-- BEGIN --
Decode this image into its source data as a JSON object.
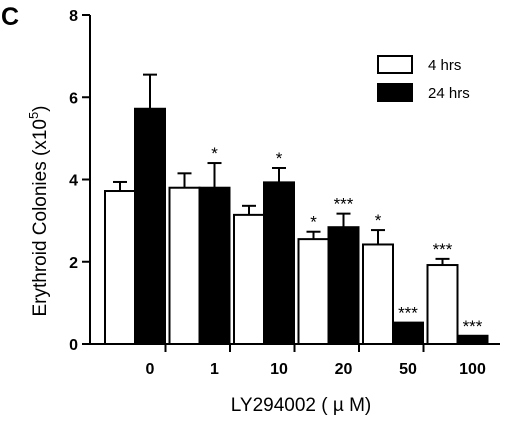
{
  "panel_label": "C",
  "chart_data": {
    "type": "bar",
    "title": "",
    "xlabel": "LY294002 ( µ M)",
    "ylabel_main": "Erythroid  Colonies (x10",
    "ylabel_exp": "5",
    "ylabel_close": ")",
    "ylim": [
      0,
      8
    ],
    "yticks": [
      "0",
      "2",
      "4",
      "6",
      "8"
    ],
    "categories": [
      "0",
      "1",
      "10",
      "20",
      "50",
      "100"
    ],
    "grid": false,
    "legend_position": "top-right",
    "colors": {
      "4 hrs": "#ffffff",
      "24 hrs": "#000000",
      "stroke": "#000000"
    },
    "series": [
      {
        "name": "4 hrs",
        "values": [
          3.72,
          3.8,
          3.14,
          2.55,
          2.42,
          1.92
        ],
        "errors": [
          0.22,
          0.35,
          0.22,
          0.18,
          0.35,
          0.15
        ],
        "significance": [
          "",
          "",
          "",
          "*",
          "*",
          "***"
        ]
      },
      {
        "name": "24 hrs",
        "values": [
          5.72,
          3.8,
          3.93,
          2.84,
          0.52,
          0.2
        ],
        "errors": [
          0.83,
          0.6,
          0.35,
          0.33,
          0,
          0
        ],
        "significance": [
          "",
          "*",
          "*",
          "***",
          "***",
          "***"
        ]
      }
    ]
  }
}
-- END --
What to produce
Repeat the material above verbatim, with no pictures in the output.

Answer to this problem
Decode this image into its source data as a JSON object.
{
  "panel_label": "C",
  "chart_data": {
    "type": "bar",
    "title": "",
    "xlabel": "LY294002 ( µ M)",
    "ylabel_main": "Erythroid  Colonies (x10",
    "ylabel_exp": "5",
    "ylabel_close": ")",
    "ylim": [
      0,
      8
    ],
    "yticks": [
      "0",
      "2",
      "4",
      "6",
      "8"
    ],
    "categories": [
      "0",
      "1",
      "10",
      "20",
      "50",
      "100"
    ],
    "grid": false,
    "legend_position": "top-right",
    "colors": {
      "4 hrs": "#ffffff",
      "24 hrs": "#000000",
      "stroke": "#000000"
    },
    "series": [
      {
        "name": "4 hrs",
        "values": [
          3.72,
          3.8,
          3.14,
          2.55,
          2.42,
          1.92
        ],
        "errors": [
          0.22,
          0.35,
          0.22,
          0.18,
          0.35,
          0.15
        ],
        "significance": [
          "",
          "",
          "",
          "*",
          "*",
          "***"
        ]
      },
      {
        "name": "24 hrs",
        "values": [
          5.72,
          3.8,
          3.93,
          2.84,
          0.52,
          0.2
        ],
        "errors": [
          0.83,
          0.6,
          0.35,
          0.33,
          0,
          0
        ],
        "significance": [
          "",
          "*",
          "*",
          "***",
          "***",
          "***"
        ]
      }
    ]
  }
}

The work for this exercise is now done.